Give the listing again exactly, omitting its images.

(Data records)
================

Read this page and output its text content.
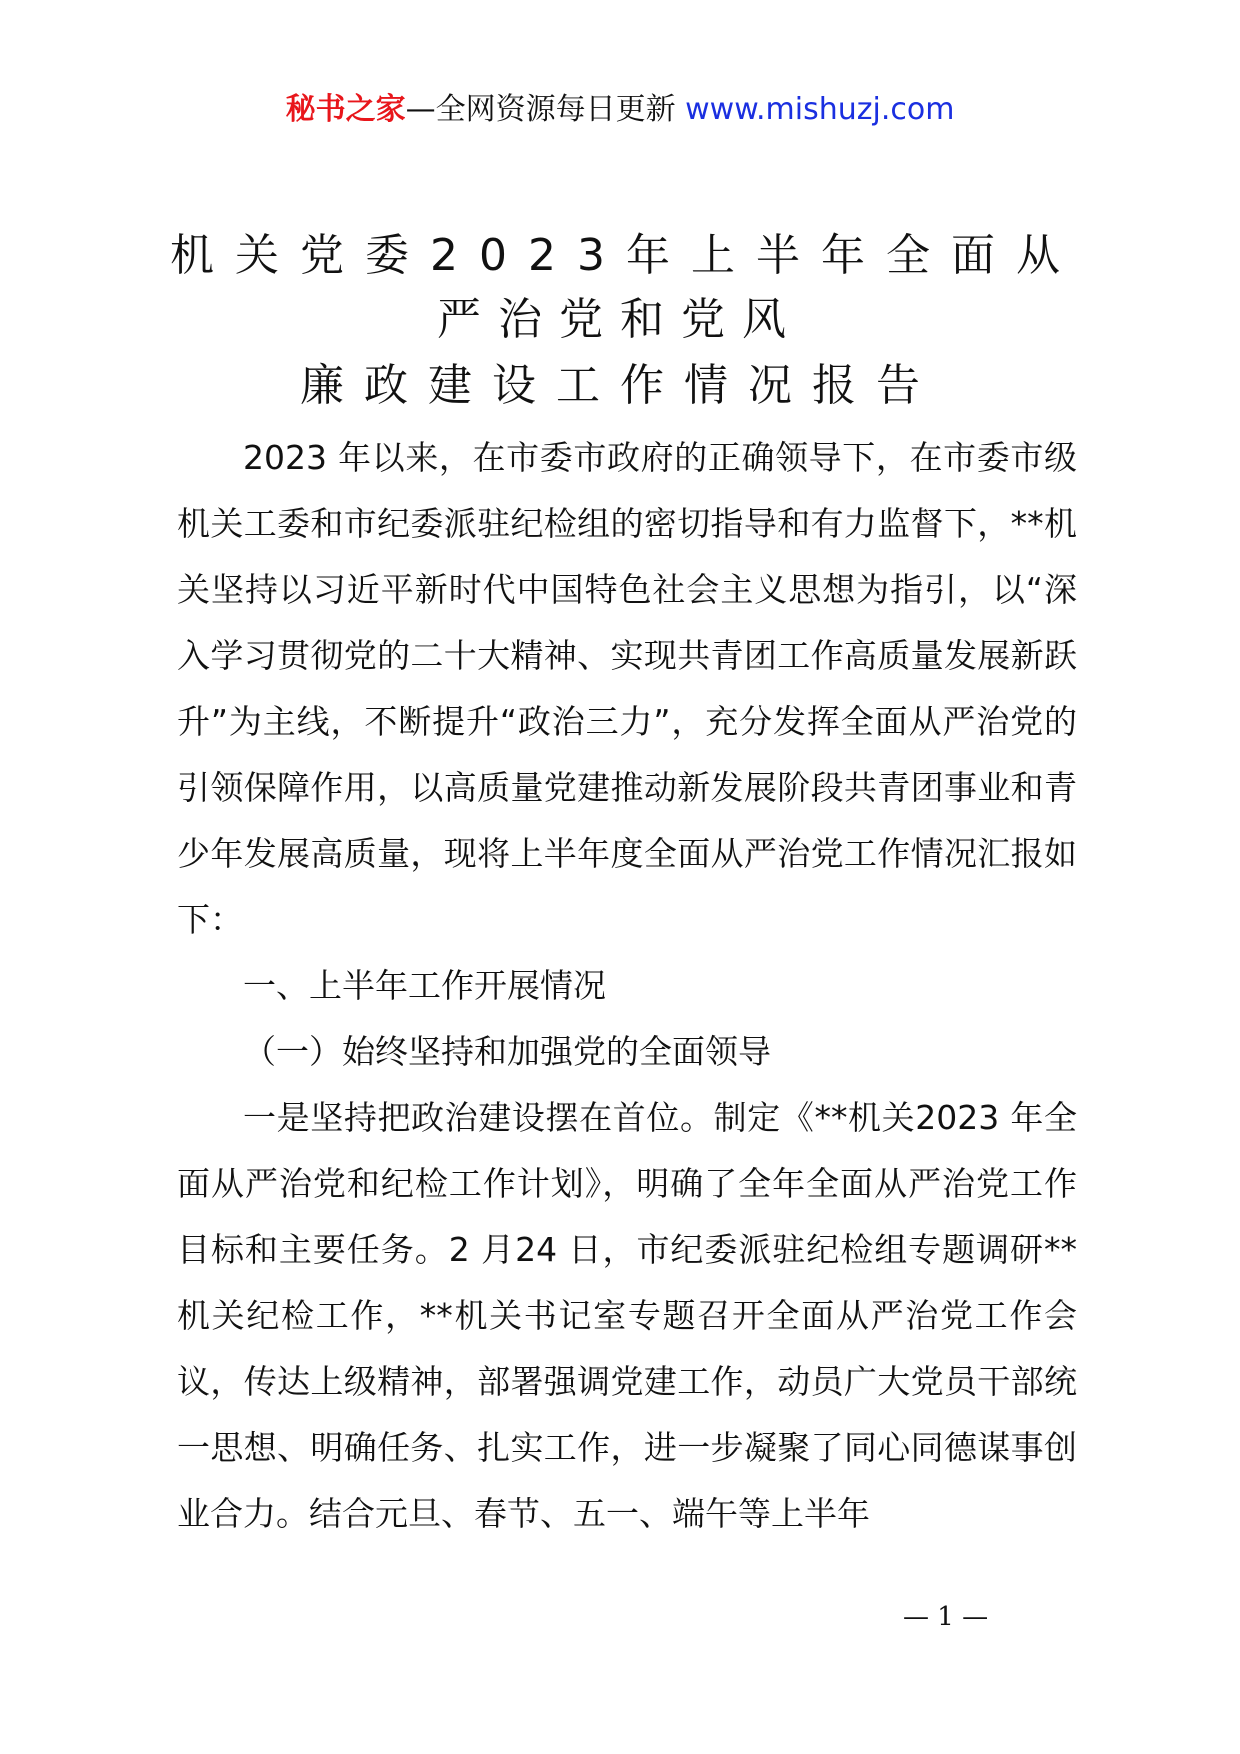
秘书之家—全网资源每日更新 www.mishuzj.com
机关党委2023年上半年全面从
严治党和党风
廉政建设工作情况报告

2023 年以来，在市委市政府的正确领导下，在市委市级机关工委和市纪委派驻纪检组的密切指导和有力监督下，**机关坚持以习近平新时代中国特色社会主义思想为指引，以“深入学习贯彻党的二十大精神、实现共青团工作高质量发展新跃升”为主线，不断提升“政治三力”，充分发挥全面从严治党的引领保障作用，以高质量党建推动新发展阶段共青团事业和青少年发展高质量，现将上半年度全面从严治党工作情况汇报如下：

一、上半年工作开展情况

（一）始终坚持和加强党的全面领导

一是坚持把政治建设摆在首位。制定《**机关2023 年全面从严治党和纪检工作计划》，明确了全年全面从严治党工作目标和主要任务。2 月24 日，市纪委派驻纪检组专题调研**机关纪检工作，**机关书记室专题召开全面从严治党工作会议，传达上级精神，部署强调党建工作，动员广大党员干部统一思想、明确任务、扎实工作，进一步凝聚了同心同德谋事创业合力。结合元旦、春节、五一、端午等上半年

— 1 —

================

# Result of this task
Read this page and output its text content.
秘书之家—全网资源每日更新 www.mishuzj.com
机关党委2023年上半年全面从
严治党和党风
廉政建设工作情况报告

2023 年以来，在市委市政府的正确领导下，在市委市级机关工委和市纪委派驻纪检组的密切指导和有力监督下，**机关坚持以习近平新时代中国特色社会主义思想为指引，以“深入学习贯彻党的二十大精神、实现共青团工作高质量发展新跃升”为主线，不断提升“政治三力”，充分发挥全面从严治党的引领保障作用，以高质量党建推动新发展阶段共青团事业和青少年发展高质量，现将上半年度全面从严治党工作情况汇报如下：

一、上半年工作开展情况

（一）始终坚持和加强党的全面领导

一是坚持把政治建设摆在首位。制定《**机关2023 年全面从严治党和纪检工作计划》，明确了全年全面从严治党工作目标和主要任务。2 月24 日，市纪委派驻纪检组专题调研**机关纪检工作，**机关书记室专题召开全面从严治党工作会议，传达上级精神，部署强调党建工作，动员广大党员干部统一思想、明确任务、扎实工作，进一步凝聚了同心同德谋事创业合力。结合元旦、春节、五一、端午等上半年

— 1 —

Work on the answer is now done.